## Selection
START

I needn’t have worried. The thoughtful PNNL bike people had chosen the isotope with a half-life of 4.2 million years. I had more chance of a car crash than spontaneous disintegration.
A beautiful day and Bateman island (http://en.wikipedia.org/wiki/Bateman_Island )was great (and isn’t Openstreetmap fantastic – it shows the cycleways unlike most other maps)– lots of birds on the river (which is quite wide here). I saw white pelicans, various grebes, ducks etc. which I’ll try to look up from memory:
And the causeway to the island
Backpedal bicycles are illegal in the UK, so don’t get too attached!
I’m not
It’s true, many of the cheaper bikes here in NL have backpedal brakes, but I wouldn’t say they are very popular. I had to use one for a few days once, and I hated it, a real pain in the zitvlak.
BTW, I really enjoy reading your blog, please keep motivating everyone, raising awareness and spreading the openness. I think many people care, and need to find their own way of contributing and swaying the system in a better direction.
Thanks – I really vaue gettiing comments. For some reason I don’t get many until I really upset people – which I don’t do for fun – it’s either by mistake or because there is an upsetting issue.
Anger is good, in a way, because it means people still care.

END

## Set exercise 1
Turn the stretch of the listing from the line containing "y-tick-label-0: $0 (128, 749, 152, 771)" through the line containing "source-note: Source: Zillow." into a numbered list, leaving out any blank lines.

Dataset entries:
START

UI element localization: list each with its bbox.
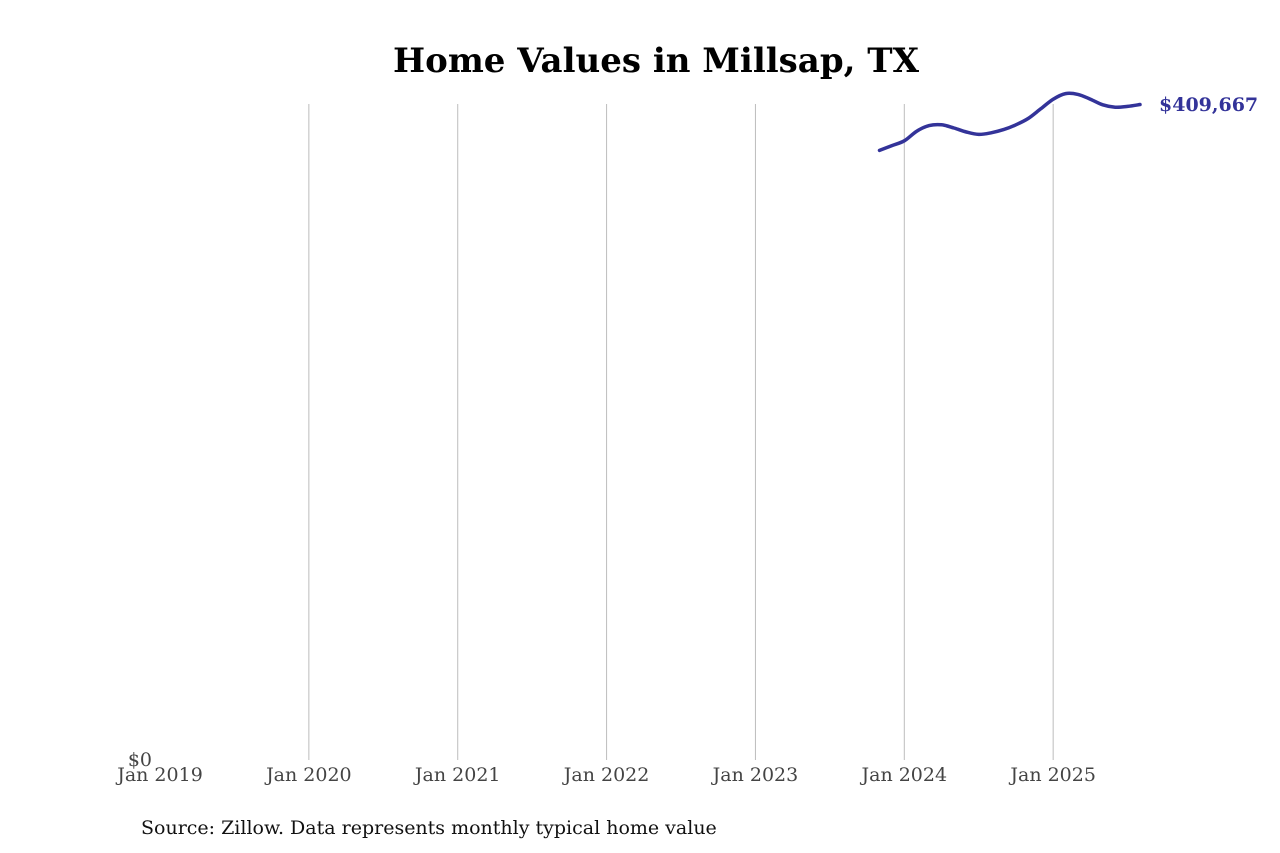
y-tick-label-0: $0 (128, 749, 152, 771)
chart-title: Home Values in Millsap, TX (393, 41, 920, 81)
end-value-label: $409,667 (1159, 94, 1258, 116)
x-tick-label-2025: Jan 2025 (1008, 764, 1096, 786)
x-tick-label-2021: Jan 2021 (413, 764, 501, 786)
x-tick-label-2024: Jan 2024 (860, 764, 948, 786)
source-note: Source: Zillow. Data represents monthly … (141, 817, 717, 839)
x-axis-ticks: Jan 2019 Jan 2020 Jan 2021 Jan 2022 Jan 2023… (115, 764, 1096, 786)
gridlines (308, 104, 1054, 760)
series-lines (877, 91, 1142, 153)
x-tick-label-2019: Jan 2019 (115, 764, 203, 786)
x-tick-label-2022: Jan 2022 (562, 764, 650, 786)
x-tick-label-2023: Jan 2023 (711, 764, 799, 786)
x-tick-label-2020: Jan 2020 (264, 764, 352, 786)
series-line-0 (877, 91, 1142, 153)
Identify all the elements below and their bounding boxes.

END

## Set exercise 2
Name every kind of bird the writer of the blog excerpt says they saw on the river.

## Written reply 1
1. y-tick-label-0: $0 (128, 749, 152, 771)
2. chart-title: Home Values in Millsap, TX (393, 41, 920, 81)
3. end-value-label: $409,667 (1159, 94, 1258, 116)
4. x-tick-label-2025: Jan 2025 (1008, 764, 1096, 786)
5. x-tick-label-2021: Jan 2021 (413, 764, 501, 786)
6. x-tick-label-2024: Jan 2024 (860, 764, 948, 786)
7. source-note: Source: Zillow. Data represents monthly … (141, 817, 717, 839)

## Written reply 2
White pelicans, grebes, ducks